◆ **The request**: Please quote every line word for word.

(Records contained in a dataset)
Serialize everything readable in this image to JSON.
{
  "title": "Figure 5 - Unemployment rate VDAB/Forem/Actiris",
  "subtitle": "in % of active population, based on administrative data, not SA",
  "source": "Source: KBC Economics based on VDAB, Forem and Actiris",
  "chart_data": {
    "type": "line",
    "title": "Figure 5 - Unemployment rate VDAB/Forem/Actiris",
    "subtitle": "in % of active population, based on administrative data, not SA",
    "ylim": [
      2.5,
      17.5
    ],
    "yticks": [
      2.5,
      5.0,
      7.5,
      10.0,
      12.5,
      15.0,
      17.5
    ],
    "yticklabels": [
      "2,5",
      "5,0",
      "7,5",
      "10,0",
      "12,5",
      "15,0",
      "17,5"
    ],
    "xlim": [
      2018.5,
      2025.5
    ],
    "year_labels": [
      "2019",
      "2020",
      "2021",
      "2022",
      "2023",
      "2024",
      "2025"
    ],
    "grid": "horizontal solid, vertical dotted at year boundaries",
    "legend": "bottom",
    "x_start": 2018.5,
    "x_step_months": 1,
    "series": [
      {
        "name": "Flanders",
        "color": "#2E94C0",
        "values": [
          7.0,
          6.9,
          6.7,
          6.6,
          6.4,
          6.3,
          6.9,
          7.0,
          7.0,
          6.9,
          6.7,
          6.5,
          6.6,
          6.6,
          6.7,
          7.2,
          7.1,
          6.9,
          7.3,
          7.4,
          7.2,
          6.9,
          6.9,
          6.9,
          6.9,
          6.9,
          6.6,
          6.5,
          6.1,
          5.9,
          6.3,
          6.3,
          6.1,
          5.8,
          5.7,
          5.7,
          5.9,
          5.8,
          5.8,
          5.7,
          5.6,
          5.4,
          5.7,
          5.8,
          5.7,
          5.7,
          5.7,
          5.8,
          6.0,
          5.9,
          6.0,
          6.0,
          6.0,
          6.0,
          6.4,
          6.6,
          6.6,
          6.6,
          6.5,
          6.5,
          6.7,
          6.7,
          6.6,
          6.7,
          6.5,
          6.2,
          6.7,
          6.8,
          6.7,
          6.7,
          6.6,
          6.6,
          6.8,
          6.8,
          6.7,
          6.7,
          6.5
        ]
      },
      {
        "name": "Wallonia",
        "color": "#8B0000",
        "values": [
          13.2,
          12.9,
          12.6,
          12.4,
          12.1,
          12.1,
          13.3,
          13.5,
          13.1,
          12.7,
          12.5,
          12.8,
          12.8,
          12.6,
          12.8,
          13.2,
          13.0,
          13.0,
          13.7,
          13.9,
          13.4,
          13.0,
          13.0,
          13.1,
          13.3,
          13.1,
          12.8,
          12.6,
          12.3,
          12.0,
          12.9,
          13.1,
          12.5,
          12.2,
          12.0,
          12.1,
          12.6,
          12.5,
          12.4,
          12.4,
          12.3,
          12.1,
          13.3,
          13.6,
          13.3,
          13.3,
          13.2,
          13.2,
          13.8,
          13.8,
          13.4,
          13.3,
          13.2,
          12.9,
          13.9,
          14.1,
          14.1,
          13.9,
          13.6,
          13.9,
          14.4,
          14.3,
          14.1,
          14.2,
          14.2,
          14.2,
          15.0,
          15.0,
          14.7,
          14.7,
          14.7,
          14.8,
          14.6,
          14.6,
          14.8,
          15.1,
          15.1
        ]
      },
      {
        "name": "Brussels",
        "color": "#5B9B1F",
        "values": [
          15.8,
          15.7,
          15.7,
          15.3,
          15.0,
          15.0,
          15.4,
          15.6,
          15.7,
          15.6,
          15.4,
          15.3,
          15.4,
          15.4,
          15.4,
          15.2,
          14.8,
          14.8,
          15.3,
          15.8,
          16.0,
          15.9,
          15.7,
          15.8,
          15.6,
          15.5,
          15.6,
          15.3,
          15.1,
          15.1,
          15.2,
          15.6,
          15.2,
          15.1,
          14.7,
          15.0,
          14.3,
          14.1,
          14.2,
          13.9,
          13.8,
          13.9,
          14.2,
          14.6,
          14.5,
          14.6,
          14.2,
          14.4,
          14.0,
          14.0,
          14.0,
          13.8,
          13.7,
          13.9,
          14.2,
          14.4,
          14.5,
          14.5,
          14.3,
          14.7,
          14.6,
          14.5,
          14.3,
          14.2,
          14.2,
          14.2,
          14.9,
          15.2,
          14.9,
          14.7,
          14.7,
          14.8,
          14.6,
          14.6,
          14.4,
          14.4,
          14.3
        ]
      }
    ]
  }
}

◆ **Correct output**:
Serialize everything readable in this image to JSON.
{
  "title": "Figure 5 - Unemployment rate VDAB/Forem/Actiris",
  "subtitle": "in % of active population, based on administrative data, not SA",
  "source": "Source: KBC Economics based on VDAB, Forem and Actiris",
  "chart_data": {
    "type": "line",
    "title": "Figure 5 - Unemployment rate VDAB/Forem/Actiris",
    "subtitle": "in % of active population, based on administrative data, not SA",
    "ylim": [
      2.5,
      17.5
    ],
    "yticks": [
      2.5,
      5.0,
      7.5,
      10.0,
      12.5,
      15.0,
      17.5
    ],
    "yticklabels": [
      "2,5",
      "5,0",
      "7,5",
      "10,0",
      "12,5",
      "15,0",
      "17,5"
    ],
    "xlim": [
      2018.5,
      2025.5
    ],
    "year_labels": [
      "2019",
      "2020",
      "2021",
      "2022",
      "2023",
      "2024",
      "2025"
    ],
    "grid": "horizontal solid, vertical dotted at year boundaries",
    "legend": "bottom",
    "x_start": 2018.5,
    "x_step_months": 1,
    "series": [
      {
        "name": "Flanders",
        "color": "#2E94C0",
        "values": [
          7.0,
          6.9,
          6.7,
          6.6,
          6.4,
          6.3,
          6.9,
          7.0,
          7.0,
          6.9,
          6.7,
          6.5,
          6.6,
          6.6,
          6.7,
          7.2,
          7.1,
          6.9,
          7.3,
          7.4,
          7.2,
          6.9,
          6.9,
          6.9,
          6.9,
          6.9,
          6.6,
          6.5,
          6.1,
          5.9,
          6.3,
          6.3,
          6.1,
          5.8,
          5.7,
          5.7,
          5.9,
          5.8,
          5.8,
          5.7,
          5.6,
          5.4,
          5.7,
          5.8,
          5.7,
          5.7,
          5.7,
          5.8,
          6.0,
          5.9,
          6.0,
          6.0,
          6.0,
          6.0,
          6.4,
          6.6,
          6.6,
          6.6,
          6.5,
          6.5,
          6.7,
          6.7,
          6.6,
          6.7,
          6.5,
          6.2,
          6.7,
          6.8,
          6.7,
          6.7,
          6.6,
          6.6,
          6.8,
          6.8,
          6.7,
          6.7,
          6.5
        ]
      },
      {
        "name": "Wallonia",
        "color": "#8B0000",
        "values": [
          13.2,
          12.9,
          12.6,
          12.4,
          12.1,
          12.1,
          13.3,
          13.5,
          13.1,
          12.7,
          12.5,
          12.8,
          12.8,
          12.6,
          12.8,
          13.2,
          13.0,
          13.0,
          13.7,
          13.9,
          13.4,
          13.0,
          13.0,
          13.1,
          13.3,
          13.1,
          12.8,
          12.6,
          12.3,
          12.0,
          12.9,
          13.1,
          12.5,
          12.2,
          12.0,
          12.1,
          12.6,
          12.5,
          12.4,
          12.4,
          12.3,
          12.1,
          13.3,
          13.6,
          13.3,
          13.3,
          13.2,
          13.2,
          13.8,
          13.8,
          13.4,
          13.3,
          13.2,
          12.9,
          13.9,
          14.1,
          14.1,
          13.9,
          13.6,
          13.9,
          14.4,
          14.3,
          14.1,
          14.2,
          14.2,
          14.2,
          15.0,
          15.0,
          14.7,
          14.7,
          14.7,
          14.8,
          14.6,
          14.6,
          14.8,
          15.1,
          15.1
        ]
      },
      {
        "name": "Brussels",
        "color": "#5B9B1F",
        "values": [
          15.8,
          15.7,
          15.7,
          15.3,
          15.0,
          15.0,
          15.4,
          15.6,
          15.7,
          15.6,
          15.4,
          15.3,
          15.4,
          15.4,
          15.4,
          15.2,
          14.8,
          14.8,
          15.3,
          15.8,
          16.0,
          15.9,
          15.7,
          15.8,
          15.6,
          15.5,
          15.6,
          15.3,
          15.1,
          15.1,
          15.2,
          15.6,
          15.2,
          15.1,
          14.7,
          15.0,
          14.3,
          14.1,
          14.2,
          13.9,
          13.8,
          13.9,
          14.2,
          14.6,
          14.5,
          14.6,
          14.2,
          14.4,
          14.0,
          14.0,
          14.0,
          13.8,
          13.7,
          13.9,
          14.2,
          14.4,
          14.5,
          14.5,
          14.3,
          14.7,
          14.6,
          14.5,
          14.3,
          14.2,
          14.2,
          14.2,
          14.9,
          15.2,
          14.9,
          14.7,
          14.7,
          14.8,
          14.6,
          14.6,
          14.4,
          14.4,
          14.3
        ]
      }
    ]
  }
}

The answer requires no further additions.